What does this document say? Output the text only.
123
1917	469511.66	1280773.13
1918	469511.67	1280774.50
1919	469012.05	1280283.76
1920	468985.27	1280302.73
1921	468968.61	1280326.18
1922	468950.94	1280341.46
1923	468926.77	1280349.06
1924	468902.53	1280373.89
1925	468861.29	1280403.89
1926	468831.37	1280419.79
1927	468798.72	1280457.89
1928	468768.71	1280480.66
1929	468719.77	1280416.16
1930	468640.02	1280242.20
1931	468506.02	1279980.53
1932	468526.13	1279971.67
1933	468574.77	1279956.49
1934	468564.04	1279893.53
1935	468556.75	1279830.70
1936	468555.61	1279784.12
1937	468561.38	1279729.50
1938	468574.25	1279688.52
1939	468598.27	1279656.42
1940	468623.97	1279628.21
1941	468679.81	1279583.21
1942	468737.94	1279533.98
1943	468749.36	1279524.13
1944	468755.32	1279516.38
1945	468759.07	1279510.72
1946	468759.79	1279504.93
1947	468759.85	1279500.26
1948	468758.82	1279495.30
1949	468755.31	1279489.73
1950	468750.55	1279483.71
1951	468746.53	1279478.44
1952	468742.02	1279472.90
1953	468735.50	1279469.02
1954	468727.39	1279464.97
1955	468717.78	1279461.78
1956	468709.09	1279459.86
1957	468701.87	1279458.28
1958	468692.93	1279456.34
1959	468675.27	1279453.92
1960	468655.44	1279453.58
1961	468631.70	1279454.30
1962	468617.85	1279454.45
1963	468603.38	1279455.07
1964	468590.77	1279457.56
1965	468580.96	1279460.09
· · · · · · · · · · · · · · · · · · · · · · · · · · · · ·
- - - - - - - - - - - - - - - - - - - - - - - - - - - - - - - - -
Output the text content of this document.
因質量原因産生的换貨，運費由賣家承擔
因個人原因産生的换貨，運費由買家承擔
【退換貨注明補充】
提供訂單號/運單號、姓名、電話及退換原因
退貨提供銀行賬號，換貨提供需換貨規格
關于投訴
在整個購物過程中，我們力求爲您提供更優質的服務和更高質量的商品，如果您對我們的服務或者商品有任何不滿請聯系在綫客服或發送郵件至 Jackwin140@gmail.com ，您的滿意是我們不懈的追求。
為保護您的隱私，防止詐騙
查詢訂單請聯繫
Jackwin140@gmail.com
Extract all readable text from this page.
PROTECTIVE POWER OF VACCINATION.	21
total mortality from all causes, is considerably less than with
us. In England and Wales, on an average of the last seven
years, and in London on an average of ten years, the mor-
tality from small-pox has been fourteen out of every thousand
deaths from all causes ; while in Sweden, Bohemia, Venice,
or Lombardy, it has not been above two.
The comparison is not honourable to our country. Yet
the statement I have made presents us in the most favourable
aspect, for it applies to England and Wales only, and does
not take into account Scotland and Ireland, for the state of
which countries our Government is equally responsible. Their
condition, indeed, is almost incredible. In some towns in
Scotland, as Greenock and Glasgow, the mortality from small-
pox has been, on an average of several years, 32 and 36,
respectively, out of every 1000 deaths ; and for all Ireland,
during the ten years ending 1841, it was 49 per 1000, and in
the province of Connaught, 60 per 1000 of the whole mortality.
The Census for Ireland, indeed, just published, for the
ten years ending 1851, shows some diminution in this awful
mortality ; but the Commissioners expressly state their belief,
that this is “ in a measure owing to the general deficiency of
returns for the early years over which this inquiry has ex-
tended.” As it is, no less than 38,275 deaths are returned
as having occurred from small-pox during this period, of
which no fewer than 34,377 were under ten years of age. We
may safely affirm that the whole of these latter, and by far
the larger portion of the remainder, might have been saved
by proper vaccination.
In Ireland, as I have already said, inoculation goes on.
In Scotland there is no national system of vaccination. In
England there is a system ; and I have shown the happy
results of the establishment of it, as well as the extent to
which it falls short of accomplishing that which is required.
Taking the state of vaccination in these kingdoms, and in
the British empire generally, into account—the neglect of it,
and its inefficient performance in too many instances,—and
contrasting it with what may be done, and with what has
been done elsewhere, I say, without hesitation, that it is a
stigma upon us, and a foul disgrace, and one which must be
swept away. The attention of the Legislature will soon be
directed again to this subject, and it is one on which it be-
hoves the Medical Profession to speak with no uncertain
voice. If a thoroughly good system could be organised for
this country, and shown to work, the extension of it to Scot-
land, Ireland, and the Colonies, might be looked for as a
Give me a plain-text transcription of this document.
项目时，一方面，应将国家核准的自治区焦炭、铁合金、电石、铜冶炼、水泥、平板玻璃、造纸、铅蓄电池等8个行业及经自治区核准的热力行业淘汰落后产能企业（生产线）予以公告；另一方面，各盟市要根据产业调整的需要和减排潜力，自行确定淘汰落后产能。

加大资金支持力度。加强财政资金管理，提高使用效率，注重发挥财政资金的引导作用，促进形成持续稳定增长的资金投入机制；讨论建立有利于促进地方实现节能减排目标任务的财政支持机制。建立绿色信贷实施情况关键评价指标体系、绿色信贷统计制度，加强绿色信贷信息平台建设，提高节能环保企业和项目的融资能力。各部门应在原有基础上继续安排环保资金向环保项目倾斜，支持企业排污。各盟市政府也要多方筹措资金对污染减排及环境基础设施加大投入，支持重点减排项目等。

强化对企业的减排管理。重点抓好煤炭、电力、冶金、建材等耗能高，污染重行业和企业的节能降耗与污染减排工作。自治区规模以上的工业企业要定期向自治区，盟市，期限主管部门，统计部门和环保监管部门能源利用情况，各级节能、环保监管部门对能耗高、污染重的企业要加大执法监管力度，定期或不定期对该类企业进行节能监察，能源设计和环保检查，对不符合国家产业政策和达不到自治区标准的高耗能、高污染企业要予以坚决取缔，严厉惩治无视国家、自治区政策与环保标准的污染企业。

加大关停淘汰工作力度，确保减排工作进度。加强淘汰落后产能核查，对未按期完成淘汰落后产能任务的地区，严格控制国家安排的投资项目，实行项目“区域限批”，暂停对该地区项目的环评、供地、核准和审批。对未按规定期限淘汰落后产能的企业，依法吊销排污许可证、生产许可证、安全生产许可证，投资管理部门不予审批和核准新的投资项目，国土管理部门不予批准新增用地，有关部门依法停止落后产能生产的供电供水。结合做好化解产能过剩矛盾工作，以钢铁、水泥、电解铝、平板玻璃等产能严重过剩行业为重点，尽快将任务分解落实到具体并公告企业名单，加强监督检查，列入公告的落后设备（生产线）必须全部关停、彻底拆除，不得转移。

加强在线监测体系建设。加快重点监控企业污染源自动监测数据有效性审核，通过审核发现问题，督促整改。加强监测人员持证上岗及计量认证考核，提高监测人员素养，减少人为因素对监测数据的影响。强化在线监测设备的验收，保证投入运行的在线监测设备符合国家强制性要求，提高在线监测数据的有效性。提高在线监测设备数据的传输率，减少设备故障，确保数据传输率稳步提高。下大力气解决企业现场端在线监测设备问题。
• • • • •
# What is expected
Give all the records again. Match them exactly.

# Answer in full
What does this document say? Output the text only.
123
1917	469511.66	1280773.13
1918	469511.67	1280774.50
1919	469012.05	1280283.76
1920	468985.27	1280302.73
1921	468968.61	1280326.18
1922	468950.94	1280341.46
1923	468926.77	1280349.06
1924	468902.53	1280373.89
1925	468861.29	1280403.89
1926	468831.37	1280419.79
1927	468798.72	1280457.89
1928	468768.71	1280480.66
1929	468719.77	1280416.16
1930	468640.02	1280242.20
1931	468506.02	1279980.53
1932	468526.13	1279971.67
1933	468574.77	1279956.49
1934	468564.04	1279893.53
1935	468556.75	1279830.70
1936	468555.61	1279784.12
1937	468561.38	1279729.50
1938	468574.25	1279688.52
1939	468598.27	1279656.42
1940	468623.97	1279628.21
1941	468679.81	1279583.21
1942	468737.94	1279533.98
1943	468749.36	1279524.13
1944	468755.32	1279516.38
1945	468759.07	1279510.72
1946	468759.79	1279504.93
1947	468759.85	1279500.26
1948	468758.82	1279495.30
1949	468755.31	1279489.73
1950	468750.55	1279483.71
1951	468746.53	1279478.44
1952	468742.02	1279472.90
1953	468735.50	1279469.02
1954	468727.39	1279464.97
1955	468717.78	1279461.78
1956	468709.09	1279459.86
1957	468701.87	1279458.28
1958	468692.93	1279456.34
1959	468675.27	1279453.92
1960	468655.44	1279453.58
1961	468631.70	1279454.30
1962	468617.85	1279454.45
1963	468603.38	1279455.07
1964	468590.77	1279457.56
1965	468580.96	1279460.09
· · · · · · · · · · · · · · · · · · · · · · · · · · · · ·
- - - - - - - - - - - - - - - - - - - - - - - - - - - - - - - - -
Output the text content of this document.
因質量原因産生的换貨，運費由賣家承擔
因個人原因産生的换貨，運費由買家承擔
【退換貨注明補充】
提供訂單號/運單號、姓名、電話及退換原因
退貨提供銀行賬號，換貨提供需換貨規格
關于投訴
在整個購物過程中，我們力求爲您提供更優質的服務和更高質量的商品，如果您對我們的服務或者商品有任何不滿請聯系在綫客服或發送郵件至 Jackwin140@gmail.com ，您的滿意是我們不懈的追求。
為保護您的隱私，防止詐騙
查詢訂單請聯繫
Jackwin140@gmail.com
Extract all readable text from this page.
PROTECTIVE POWER OF VACCINATION.	21
total mortality from all causes, is considerably less than with
us. In England and Wales, on an average of the last seven
years, and in London on an average of ten years, the mor-
tality from small-pox has been fourteen out of every thousand
deaths from all causes ; while in Sweden, Bohemia, Venice,
or Lombardy, it has not been above two.
The comparison is not honourable to our country. Yet
the statement I have made presents us in the most favourable
aspect, for it applies to England and Wales only, and does
not take into account Scotland and Ireland, for the state of
which countries our Government is equally responsible. Their
condition, indeed, is almost incredible. In some towns in
Scotland, as Greenock and Glasgow, the mortality from small-
pox has been, on an average of several years, 32 and 36,
respectively, out of every 1000 deaths ; and for all Ireland,
during the ten years ending 1841, it was 49 per 1000, and in
the province of Connaught, 60 per 1000 of the whole mortality.
The Census for Ireland, indeed, just published, for the
ten years ending 1851, shows some diminution in this awful
mortality ; but the Commissioners expressly state their belief,
that this is “ in a measure owing to the general deficiency of
returns for the early years over which this inquiry has ex-
tended.” As it is, no less than 38,275 deaths are returned
as having occurred from small-pox during this period, of
which no fewer than 34,377 were under ten years of age. We
may safely affirm that the whole of these latter, and by far
the larger portion of the remainder, might have been saved
by proper vaccination.
In Ireland, as I have already said, inoculation goes on.
In Scotland there is no national system of vaccination. In
England there is a system ; and I have shown the happy
results of the establishment of it, as well as the extent to
which it falls short of accomplishing that which is required.
Taking the state of vaccination in these kingdoms, and in
the British empire generally, into account—the neglect of it,
and its inefficient performance in too many instances,—and
contrasting it with what may be done, and with what has
been done elsewhere, I say, without hesitation, that it is a
stigma upon us, and a foul disgrace, and one which must be
swept away. The attention of the Legislature will soon be
directed again to this subject, and it is one on which it be-
hoves the Medical Profession to speak with no uncertain
voice. If a thoroughly good system could be organised for
this country, and shown to work, the extension of it to Scot-
land, Ireland, and the Colonies, might be looked for as a
Give me a plain-text transcription of this document.
项目时，一方面，应将国家核准的自治区焦炭、铁合金、电石、铜冶炼、水泥、平板玻璃、造纸、铅蓄电池等8个行业及经自治区核准的热力行业淘汰落后产能企业（生产线）予以公告；另一方面，各盟市要根据产业调整的需要和减排潜力，自行确定淘汰落后产能。

加大资金支持力度。加强财政资金管理，提高使用效率，注重发挥财政资金的引导作用，促进形成持续稳定增长的资金投入机制；讨论建立有利于促进地方实现节能减排目标任务的财政支持机制。建立绿色信贷实施情况关键评价指标体系、绿色信贷统计制度，加强绿色信贷信息平台建设，提高节能环保企业和项目的融资能力。各部门应在原有基础上继续安排环保资金向环保项目倾斜，支持企业排污。各盟市政府也要多方筹措资金对污染减排及环境基础设施加大投入，支持重点减排项目等。

强化对企业的减排管理。重点抓好煤炭、电力、冶金、建材等耗能高，污染重行业和企业的节能降耗与污染减排工作。自治区规模以上的工业企业要定期向自治区，盟市，期限主管部门，统计部门和环保监管部门能源利用情况，各级节能、环保监管部门对能耗高、污染重的企业要加大执法监管力度，定期或不定期对该类企业进行节能监察，能源设计和环保检查，对不符合国家产业政策和达不到自治区标准的高耗能、高污染企业要予以坚决取缔，严厉惩治无视国家、自治区政策与环保标准的污染企业。

加大关停淘汰工作力度，确保减排工作进度。加强淘汰落后产能核查，对未按期完成淘汰落后产能任务的地区，严格控制国家安排的投资项目，实行项目“区域限批”，暂停对该地区项目的环评、供地、核准和审批。对未按规定期限淘汰落后产能的企业，依法吊销排污许可证、生产许可证、安全生产许可证，投资管理部门不予审批和核准新的投资项目，国土管理部门不予批准新增用地，有关部门依法停止落后产能生产的供电供水。结合做好化解产能过剩矛盾工作，以钢铁、水泥、电解铝、平板玻璃等产能严重过剩行业为重点，尽快将任务分解落实到具体并公告企业名单，加强监督检查，列入公告的落后设备（生产线）必须全部关停、彻底拆除，不得转移。

加强在线监测体系建设。加快重点监控企业污染源自动监测数据有效性审核，通过审核发现问题，督促整改。加强监测人员持证上岗及计量认证考核，提高监测人员素养，减少人为因素对监测数据的影响。强化在线监测设备的验收，保证投入运行的在线监测设备符合国家强制性要求，提高在线监测数据的有效性。提高在线监测设备数据的传输率，减少设备故障，确保数据传输率稳步提高。下大力气解决企业现场端在线监测设备问题。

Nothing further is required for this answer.